**PROBLEM STATEMENT**
Every line below is to be given again precisely; images are to be left out.

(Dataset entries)
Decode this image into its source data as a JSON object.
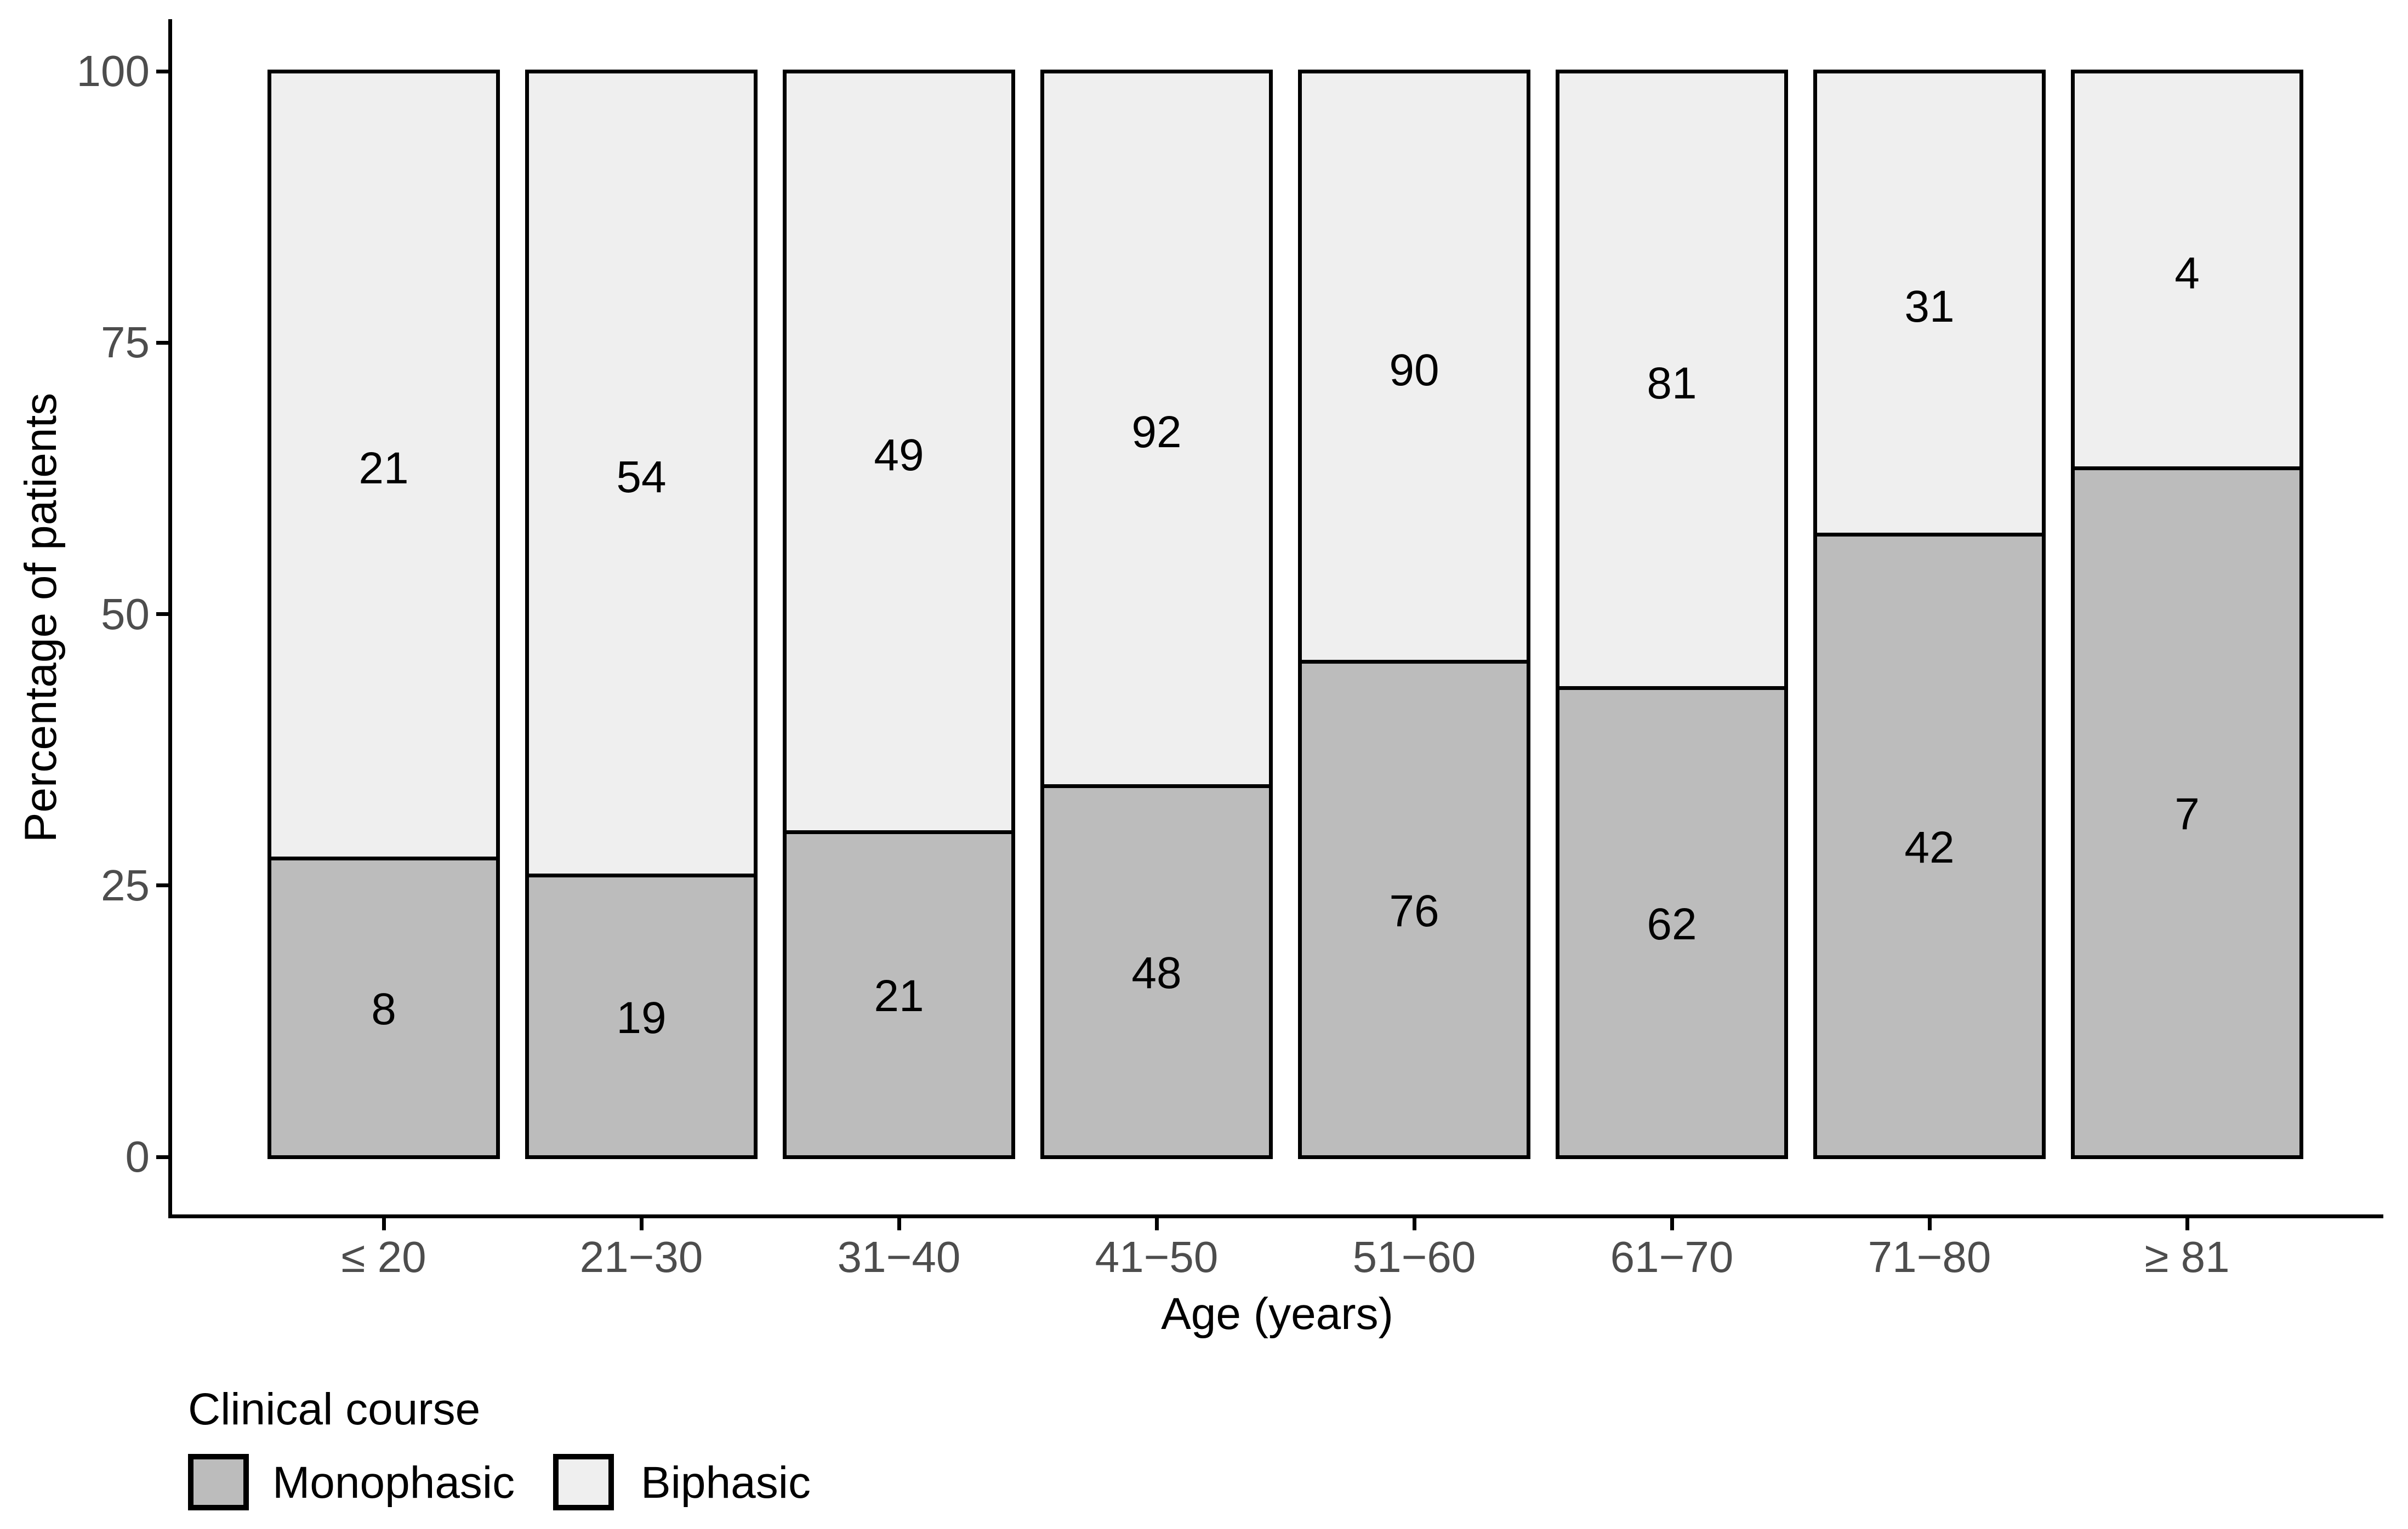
{
  "chart_data": {
    "type": "bar",
    "variant": "stacked-percent",
    "title": "",
    "xlabel": "Age (years)",
    "ylabel": "Percentage of patients",
    "categories": [
      "≤ 20",
      "21−30",
      "31−40",
      "41−50",
      "51−60",
      "61−70",
      "71−80",
      "≥ 81"
    ],
    "series": [
      {
        "name": "Monophasic",
        "color": "#bcbcbc",
        "values": [
          8,
          19,
          21,
          48,
          76,
          62,
          42,
          7
        ]
      },
      {
        "name": "Biphasic",
        "color": "#efefef",
        "values": [
          21,
          54,
          49,
          92,
          90,
          81,
          31,
          4
        ]
      }
    ],
    "stack_order_bottom_to_top": [
      "Monophasic",
      "Biphasic"
    ],
    "bar_value_labels_shown": true,
    "yticks": [
      "0",
      "25",
      "50",
      "75",
      "100"
    ],
    "ylim": [
      0,
      100
    ],
    "grid": "off",
    "legend_title": "Clinical course",
    "legend_position": "bottom-left",
    "bar_border_color": "#000000",
    "axis_line_color": "#000000",
    "axis_text_color": "#4d4d4d",
    "axis_title_color": "#000000",
    "label_text_color": "#000000",
    "background_color": "#ffffff"
  }
}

**EXPECTED ANSWER**
Decode this image into its source data as a JSON object.
{
  "chart_data": {
    "type": "bar",
    "variant": "stacked-percent",
    "title": "",
    "xlabel": "Age (years)",
    "ylabel": "Percentage of patients",
    "categories": [
      "≤ 20",
      "21−30",
      "31−40",
      "41−50",
      "51−60",
      "61−70",
      "71−80",
      "≥ 81"
    ],
    "series": [
      {
        "name": "Monophasic",
        "color": "#bcbcbc",
        "values": [
          8,
          19,
          21,
          48,
          76,
          62,
          42,
          7
        ]
      },
      {
        "name": "Biphasic",
        "color": "#efefef",
        "values": [
          21,
          54,
          49,
          92,
          90,
          81,
          31,
          4
        ]
      }
    ],
    "stack_order_bottom_to_top": [
      "Monophasic",
      "Biphasic"
    ],
    "bar_value_labels_shown": true,
    "yticks": [
      "0",
      "25",
      "50",
      "75",
      "100"
    ],
    "ylim": [
      0,
      100
    ],
    "grid": "off",
    "legend_title": "Clinical course",
    "legend_position": "bottom-left",
    "bar_border_color": "#000000",
    "axis_line_color": "#000000",
    "axis_text_color": "#4d4d4d",
    "axis_title_color": "#000000",
    "label_text_color": "#000000",
    "background_color": "#ffffff"
  }
}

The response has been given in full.